Exercise prompt => State how many lines hold the string "like". Give the number and nothing else.

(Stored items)
:::
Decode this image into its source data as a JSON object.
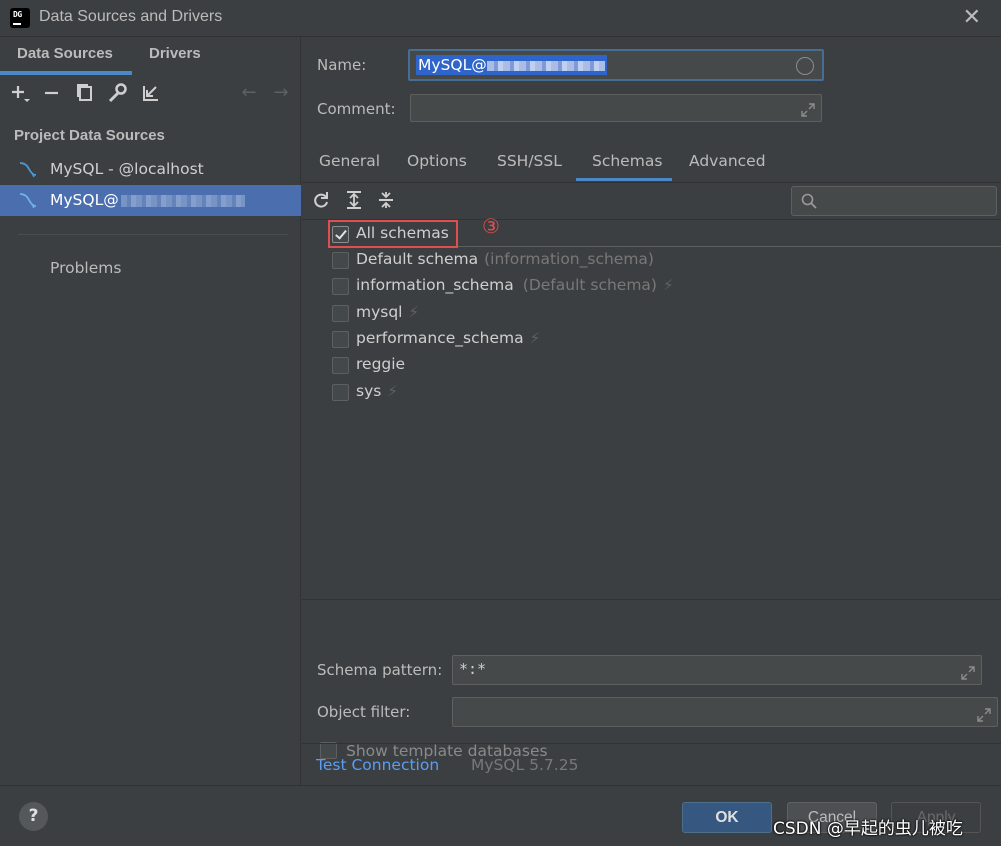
{
  "window": {
    "title": "Data Sources and Drivers"
  },
  "left_tabs": [
    "Data Sources",
    "Drivers"
  ],
  "section_title": "Project Data Sources",
  "data_sources": [
    {
      "label": "MySQL - @localhost"
    },
    {
      "label": "MySQL@"
    }
  ],
  "problems_label": "Problems",
  "form": {
    "name_label": "Name:",
    "name_value": "MySQL@",
    "comment_label": "Comment:",
    "comment_value": ""
  },
  "tabs": [
    "General",
    "Options",
    "SSH/SSL",
    "Schemas",
    "Advanced"
  ],
  "active_tab": "Schemas",
  "search": {
    "placeholder": ""
  },
  "schemas": [
    {
      "name": "All schemas",
      "note": "",
      "checked": true,
      "bolt": false
    },
    {
      "name": "Default schema",
      "note": "(information_schema)",
      "checked": false,
      "bolt": false
    },
    {
      "name": "information_schema",
      "note": "(Default schema)",
      "checked": false,
      "bolt": true
    },
    {
      "name": "mysql",
      "note": "",
      "checked": false,
      "bolt": true
    },
    {
      "name": "performance_schema",
      "note": "",
      "checked": false,
      "bolt": true
    },
    {
      "name": "reggie",
      "note": "",
      "checked": false,
      "bolt": false
    },
    {
      "name": "sys",
      "note": "",
      "checked": false,
      "bolt": true
    }
  ],
  "annotation": {
    "marker": "③",
    "color": "#e04f4f"
  },
  "schema_pattern": {
    "label": "Schema pattern:",
    "value": "*:*"
  },
  "object_filter": {
    "label": "Object filter:",
    "value": ""
  },
  "show_template": {
    "label": "Show template databases",
    "checked": false
  },
  "test_connection": "Test Connection",
  "server_version": "MySQL 5.7.25",
  "buttons": {
    "help": "?",
    "ok": "OK",
    "cancel": "Cancel",
    "apply": "Apply"
  },
  "watermark": "CSDN @早起的虫儿被吃",
  "colors": {
    "accent": "#4a88c7",
    "selection": "#4b6eaf",
    "link": "#589df6"
  }
}
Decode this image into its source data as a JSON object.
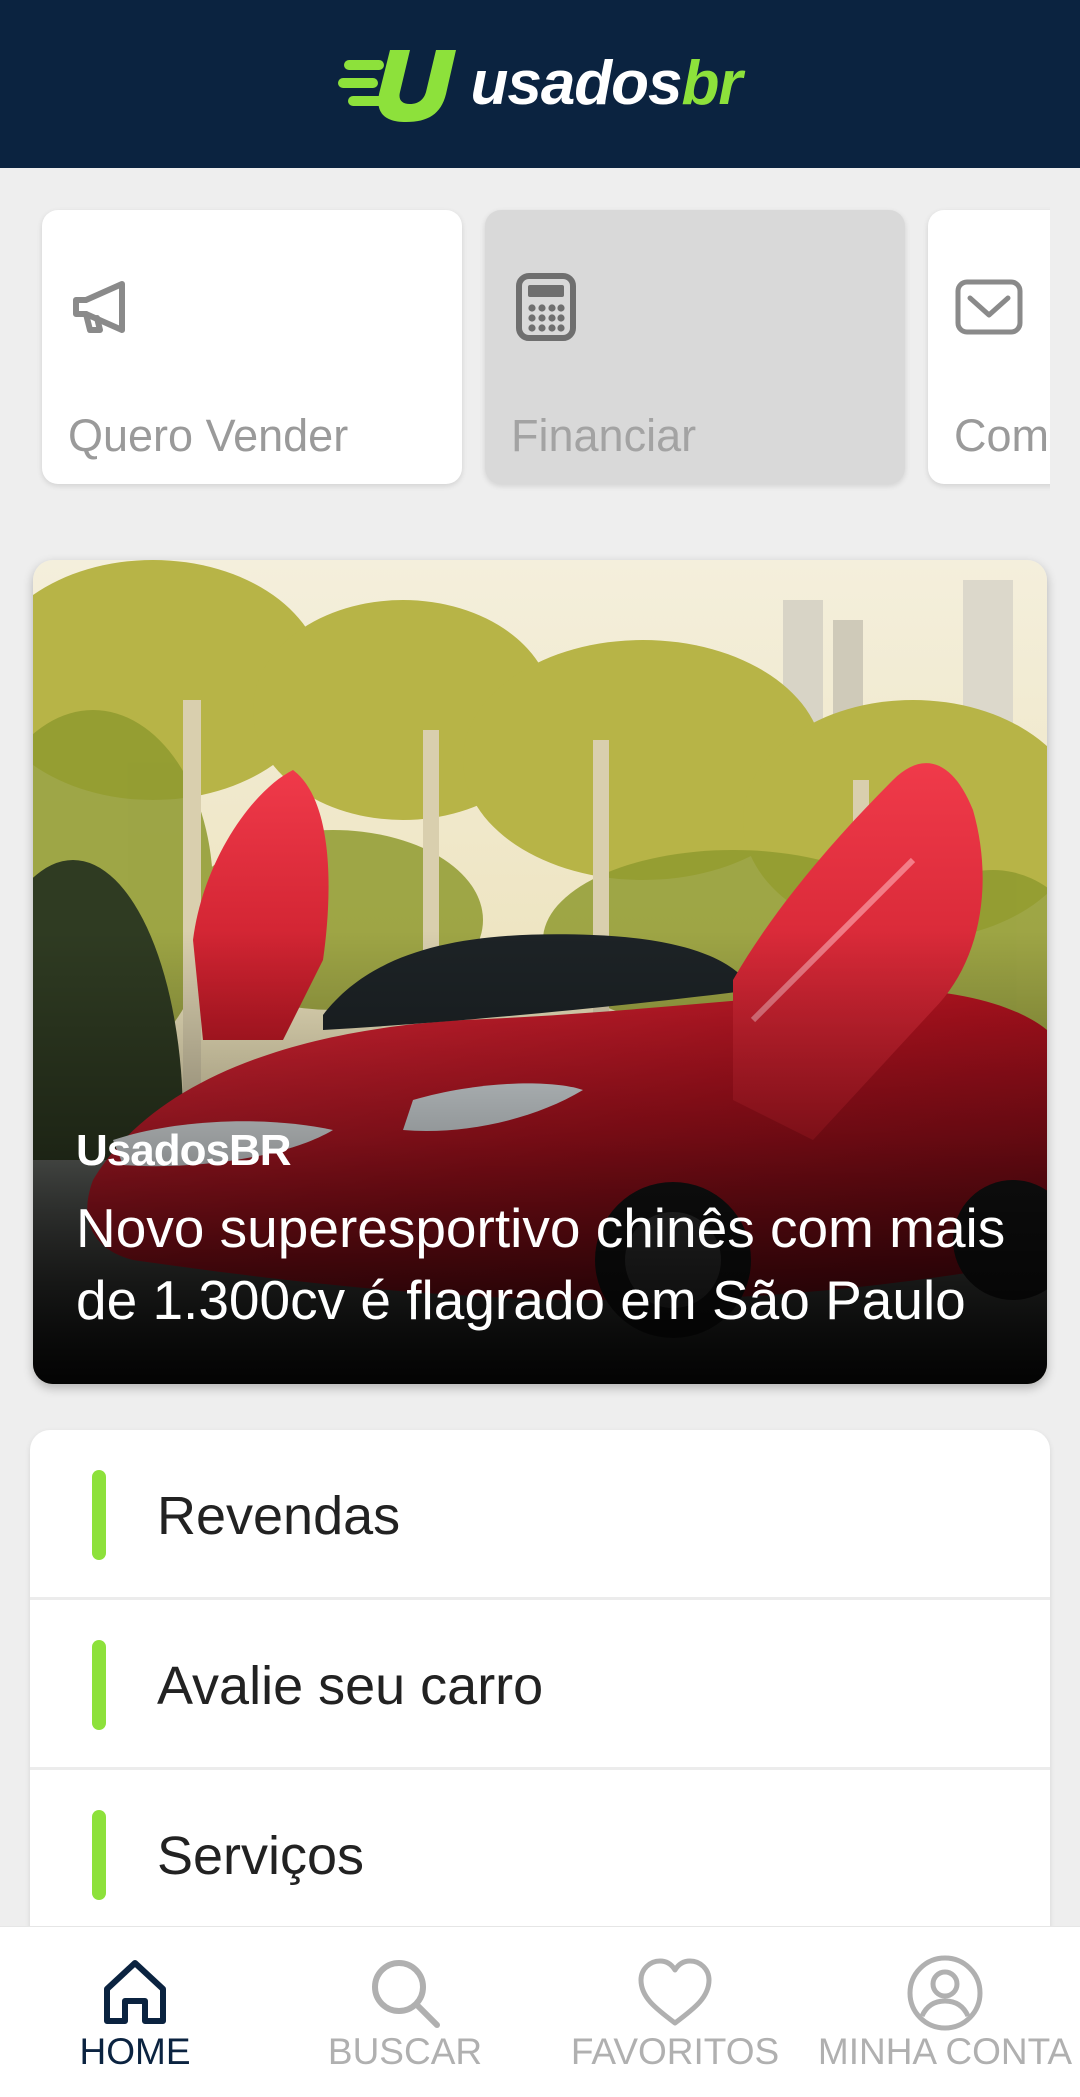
{
  "header": {
    "logo_usados": "usados",
    "logo_br": "br",
    "colors": {
      "background": "#0b2340",
      "accent": "#8de13b"
    }
  },
  "quick_actions": [
    {
      "label": "Quero Vender",
      "icon": "megaphone-icon",
      "disabled": false
    },
    {
      "label": "Financiar",
      "icon": "calculator-icon",
      "disabled": true
    },
    {
      "label": "Comprar",
      "icon": "mail-check-icon",
      "disabled": false
    }
  ],
  "news": {
    "source": "UsadosBR",
    "title": "Novo superesportivo chinês com mais de 1.300cv é flagrado em São Paulo"
  },
  "menu": [
    {
      "label": "Revendas"
    },
    {
      "label": "Avalie seu carro"
    },
    {
      "label": "Serviços"
    }
  ],
  "bottom_nav": [
    {
      "label": "HOME",
      "icon": "home-icon",
      "active": true
    },
    {
      "label": "BUSCAR",
      "icon": "search-icon",
      "active": false
    },
    {
      "label": "FAVORITOS",
      "icon": "heart-icon",
      "active": false
    },
    {
      "label": "MINHA CONTA",
      "icon": "user-circle-icon",
      "active": false
    }
  ]
}
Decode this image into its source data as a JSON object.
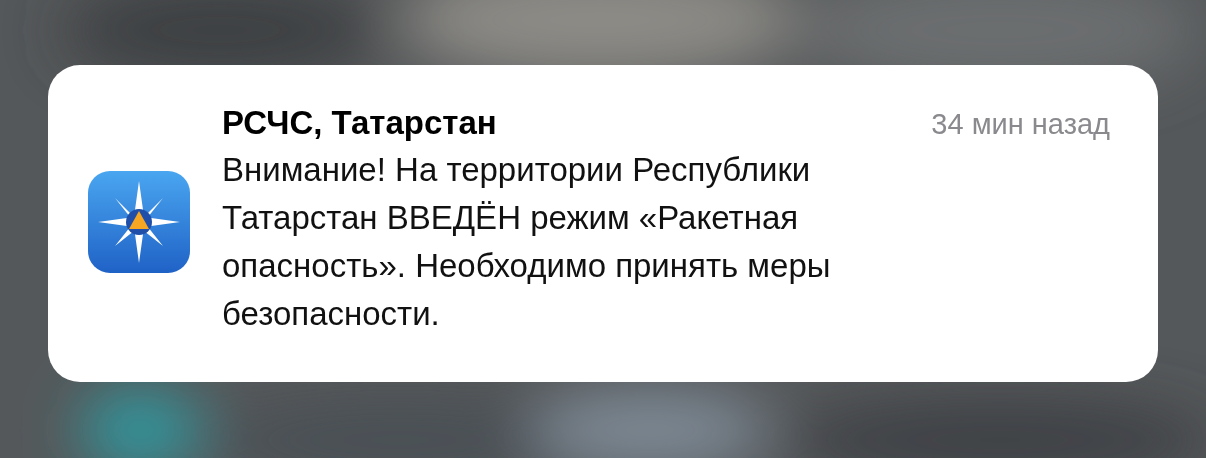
{
  "notification": {
    "app_name": "РСЧС, Татарстан",
    "time": "34 мин назад",
    "lines": [
      "Внимание! На территории Республики",
      "Татарстан ВВЕДЁН режим «Ракетная",
      "опасность». Необходимо принять меры",
      "безопасности."
    ]
  }
}
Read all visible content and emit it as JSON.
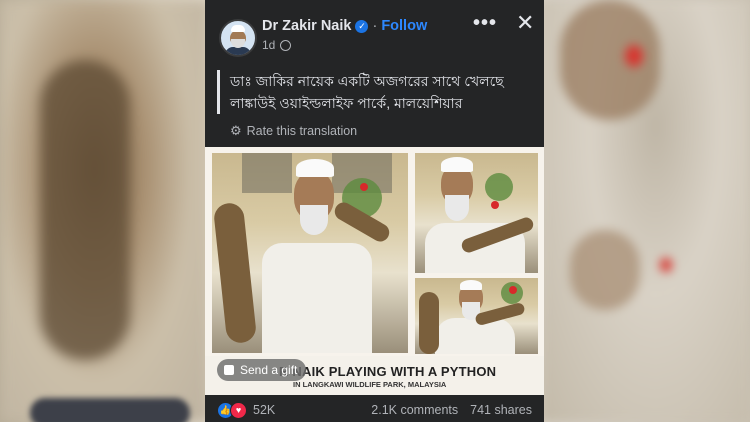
{
  "post": {
    "author": "Dr Zakir Naik",
    "follow_label": "Follow",
    "separator": "·",
    "time": "1d",
    "caption": "ডাঃ জাকির নায়েক একটি অজগরের সাথে খেলছে লাঙ্কাউই ওয়াইল্ডলাইফ পার্কে, মালয়েশিয়ার",
    "translate_label": "Rate this translation",
    "image_title": "R NAIK PLAYING WITH A PYTHON",
    "image_subtitle": "IN LANGKAWI WILDLIFE PARK, MALAYSIA",
    "gift_label": "Send a gift",
    "reaction_count": "52K",
    "comments": "2.1K comments",
    "shares": "741 shares"
  },
  "icons": {
    "verified": "verified-badge-icon",
    "globe": "globe-icon",
    "more": "more-options-icon",
    "close": "close-icon",
    "gear": "gear-icon",
    "gift": "gift-icon",
    "like": "like-reaction-icon",
    "love": "love-reaction-icon"
  },
  "colors": {
    "card_bg": "#242526",
    "accent": "#2d88ff",
    "like": "#1b74e4",
    "love": "#f02849"
  }
}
:::
Written solution => 2